WHAT THE EXERCISE ASKS:
For the data below, report only the number of lines containing the string "historiska".

☆ ☆ ☆

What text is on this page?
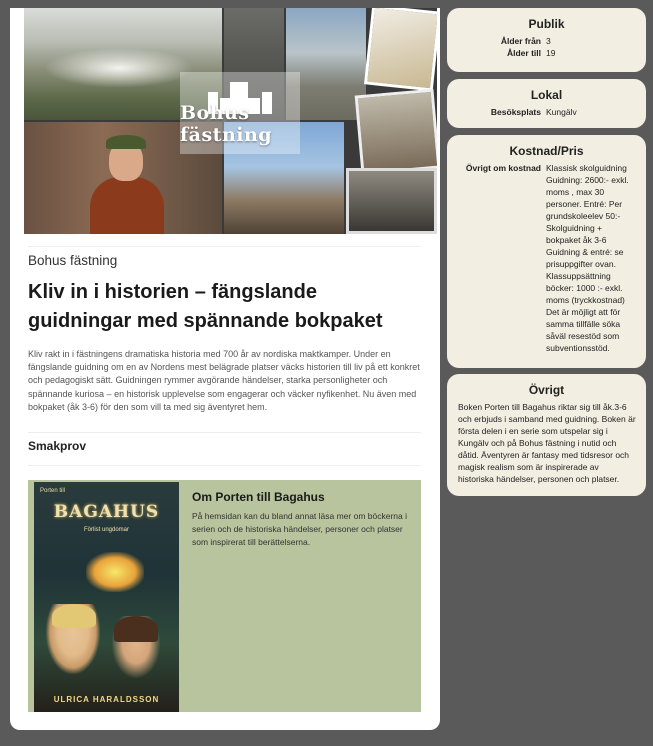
Bohus fästning
Bohus fästning
Kliv in i historien – fängslande guidningar med spännande bokpaket

Kliv rakt in i fästningens dramatiska historia med 700 år av nordiska maktkamper. Under en fängslande guidning om en av Nordens mest belägrade platser väcks historien till liv på ett konkret och pedagogiskt sätt. Guidningen rymmer avgörande händelser, starka personligheter och spännande kuriosa – en historisk upplevelse som engagerar och väcker nyfikenhet. Nu även med bokpaket (åk 3-6) för den som vill ta med sig äventyret hem.

Smakprov
Porten till
BAGAHUS
Förlist ungdomar
ULRICA HARALDSSON
Om Porten till Bagahus
På hemsidan kan du bland annat läsa mer om böckerna i serien och de historiska händelser, personer och platser som inspirerat till berättelserna.
Publik
Ålder från 3
Ålder till 19
Lokal
Besöksplats Kungälv
Kostnad/Pris
Övrigt om kostnad Klassisk skolguidning Guidning: 2600:- exkl. moms , max 30 personer. Entré: Per grundskoleelev 50:- Skolguidning + bokpaket åk 3-6 Guidning & entré: se prisuppgifter ovan. Klassuppsättning böcker: 1000 :- exkl. moms (tryckkostnad) Det är möjligt att för samma tillfälle söka såväl resestöd som subventionsstöd.
Övrigt
Boken Porten till Bagahus riktar sig till åk.3-6 och erbjuds i samband med guidning. Boken är första delen i en serie som utspelar sig i Kungälv och på Bohus fästning i nutid och dåtid. Äventyren är fantasy med tidsresor och magisk realism som är inspirerade av historiska händelser, personen och platser.
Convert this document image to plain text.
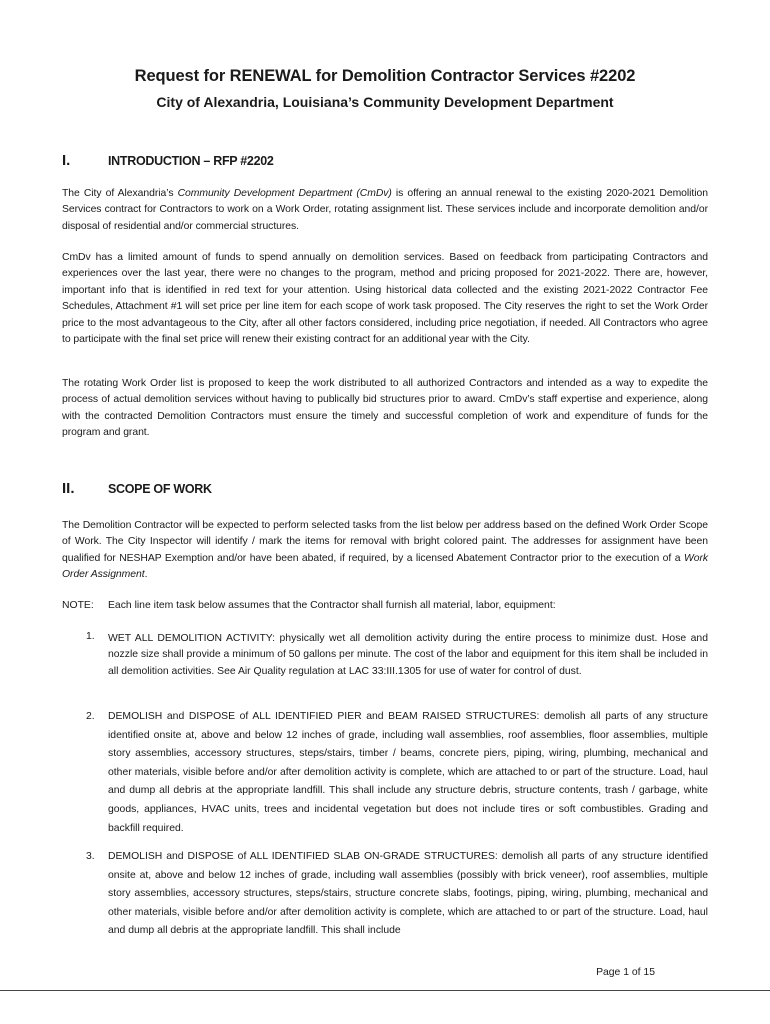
Request for RENEWAL for Demolition Contractor Services #2202
City of Alexandria, Louisiana’s Community Development Department
I.	INTRODUCTION – RFP #2202
The City of Alexandria’s Community Development Department (CmDv) is offering an annual renewal to the existing 2020-2021 Demolition Services contract for Contractors to work on a Work Order, rotating assignment list. These services include and incorporate demolition and/or disposal of residential and/or commercial structures.
CmDv has a limited amount of funds to spend annually on demolition services. Based on feedback from participating Contractors and experiences over the last year, there were no changes to the program, method and pricing proposed for 2021-2022. There are, however, important info that is identified in red text for your attention. Using historical data collected and the existing 2021-2022 Contractor Fee Schedules, Attachment #1 will set price per line item for each scope of work task proposed. The City reserves the right to set the Work Order price to the most advantageous to the City, after all other factors considered, including price negotiation, if needed. All Contractors who agree to participate with the final set price will renew their existing contract for an additional year with the City.
The rotating Work Order list is proposed to keep the work distributed to all authorized Contractors and intended as a way to expedite the process of actual demolition services without having to publically bid structures prior to award. CmDv’s staff expertise and experience, along with the contracted Demolition Contractors must ensure the timely and successful completion of work and expenditure of funds for the program and grant.
II.	SCOPE OF WORK
The Demolition Contractor will be expected to perform selected tasks from the list below per address based on the defined Work Order Scope of Work. The City Inspector will identify / mark the items for removal with bright colored paint. The addresses for assignment have been qualified for NESHAP Exemption and/or have been abated, if required, by a licensed Abatement Contractor prior to the execution of a Work Order Assignment.
NOTE: Each line item task below assumes that the Contractor shall furnish all material, labor, equipment:
1. WET ALL DEMOLITION ACTIVITY: physically wet all demolition activity during the entire process to minimize dust. Hose and nozzle size shall provide a minimum of 50 gallons per minute. The cost of the labor and equipment for this item shall be included in all demolition activities. See Air Quality regulation at LAC 33:III.1305 for use of water for control of dust.
2. DEMOLISH and DISPOSE of ALL IDENTIFIED PIER and BEAM RAISED STRUCTURES: demolish all parts of any structure identified onsite at, above and below 12 inches of grade, including wall assemblies, roof assemblies, floor assemblies, multiple story assemblies, accessory structures, steps/stairs, timber / beams, concrete piers, piping, wiring, plumbing, mechanical and other materials, visible before and/or after demolition activity is complete, which are attached to or part of the structure. Load, haul and dump all debris at the appropriate landfill. This shall include any structure debris, structure contents, trash / garbage, white goods, appliances, HVAC units, trees and incidental vegetation but does not include tires or soft combustibles. Grading and backfill required.
3. DEMOLISH and DISPOSE of ALL IDENTIFIED SLAB ON-GRADE STRUCTURES: demolish all parts of any structure identified onsite at, above and below 12 inches of grade, including wall assemblies (possibly with brick veneer), roof assemblies, multiple story assemblies, accessory structures, steps/stairs, structure concrete slabs, footings, piping, wiring, plumbing, mechanical and other materials, visible before and/or after demolition activity is complete, which are attached to or part of the structure. Load, haul and dump all debris at the appropriate landfill. This shall include
Page 1 of 15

☆ ☆ ☆

ANSWER TO THIS TASK:
2